* [WHAT IS NEEDED]:
The records are to be restated in their entirety, word for word.

* [INFORMATION SHOWN]:
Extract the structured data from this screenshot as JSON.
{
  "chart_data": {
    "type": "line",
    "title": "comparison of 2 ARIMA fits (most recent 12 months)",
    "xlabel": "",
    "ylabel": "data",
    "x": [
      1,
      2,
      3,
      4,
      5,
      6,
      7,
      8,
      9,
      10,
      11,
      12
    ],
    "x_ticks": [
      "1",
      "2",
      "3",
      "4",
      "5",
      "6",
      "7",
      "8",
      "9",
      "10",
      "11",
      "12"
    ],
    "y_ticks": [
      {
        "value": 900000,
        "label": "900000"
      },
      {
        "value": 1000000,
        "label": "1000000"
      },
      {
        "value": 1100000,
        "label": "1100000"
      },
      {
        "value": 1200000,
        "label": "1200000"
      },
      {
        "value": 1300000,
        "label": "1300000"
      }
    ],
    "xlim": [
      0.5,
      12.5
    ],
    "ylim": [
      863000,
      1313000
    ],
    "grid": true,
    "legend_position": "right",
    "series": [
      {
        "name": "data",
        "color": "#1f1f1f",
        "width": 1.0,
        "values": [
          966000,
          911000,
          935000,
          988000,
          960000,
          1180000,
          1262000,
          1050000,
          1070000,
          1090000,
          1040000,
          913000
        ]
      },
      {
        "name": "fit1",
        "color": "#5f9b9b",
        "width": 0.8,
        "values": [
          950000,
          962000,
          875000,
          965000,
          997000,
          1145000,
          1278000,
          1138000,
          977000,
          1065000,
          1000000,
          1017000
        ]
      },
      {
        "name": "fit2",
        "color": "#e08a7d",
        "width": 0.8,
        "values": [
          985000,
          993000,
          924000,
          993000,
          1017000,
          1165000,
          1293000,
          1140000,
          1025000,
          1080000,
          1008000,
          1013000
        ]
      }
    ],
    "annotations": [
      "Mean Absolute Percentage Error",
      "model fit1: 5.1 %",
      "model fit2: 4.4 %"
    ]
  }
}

* [ANSWER TO THIS PROBLEM]:
Extract the structured data from this screenshot as JSON.
{
  "chart_data": {
    "type": "line",
    "title": "comparison of 2 ARIMA fits (most recent 12 months)",
    "xlabel": "",
    "ylabel": "data",
    "x": [
      1,
      2,
      3,
      4,
      5,
      6,
      7,
      8,
      9,
      10,
      11,
      12
    ],
    "x_ticks": [
      "1",
      "2",
      "3",
      "4",
      "5",
      "6",
      "7",
      "8",
      "9",
      "10",
      "11",
      "12"
    ],
    "y_ticks": [
      {
        "value": 900000,
        "label": "900000"
      },
      {
        "value": 1000000,
        "label": "1000000"
      },
      {
        "value": 1100000,
        "label": "1100000"
      },
      {
        "value": 1200000,
        "label": "1200000"
      },
      {
        "value": 1300000,
        "label": "1300000"
      }
    ],
    "xlim": [
      0.5,
      12.5
    ],
    "ylim": [
      863000,
      1313000
    ],
    "grid": true,
    "legend_position": "right",
    "series": [
      {
        "name": "data",
        "color": "#1f1f1f",
        "width": 1.0,
        "values": [
          966000,
          911000,
          935000,
          988000,
          960000,
          1180000,
          1262000,
          1050000,
          1070000,
          1090000,
          1040000,
          913000
        ]
      },
      {
        "name": "fit1",
        "color": "#5f9b9b",
        "width": 0.8,
        "values": [
          950000,
          962000,
          875000,
          965000,
          997000,
          1145000,
          1278000,
          1138000,
          977000,
          1065000,
          1000000,
          1017000
        ]
      },
      {
        "name": "fit2",
        "color": "#e08a7d",
        "width": 0.8,
        "values": [
          985000,
          993000,
          924000,
          993000,
          1017000,
          1165000,
          1293000,
          1140000,
          1025000,
          1080000,
          1008000,
          1013000
        ]
      }
    ],
    "annotations": [
      "Mean Absolute Percentage Error",
      "model fit1: 5.1 %",
      "model fit2: 4.4 %"
    ]
  }
}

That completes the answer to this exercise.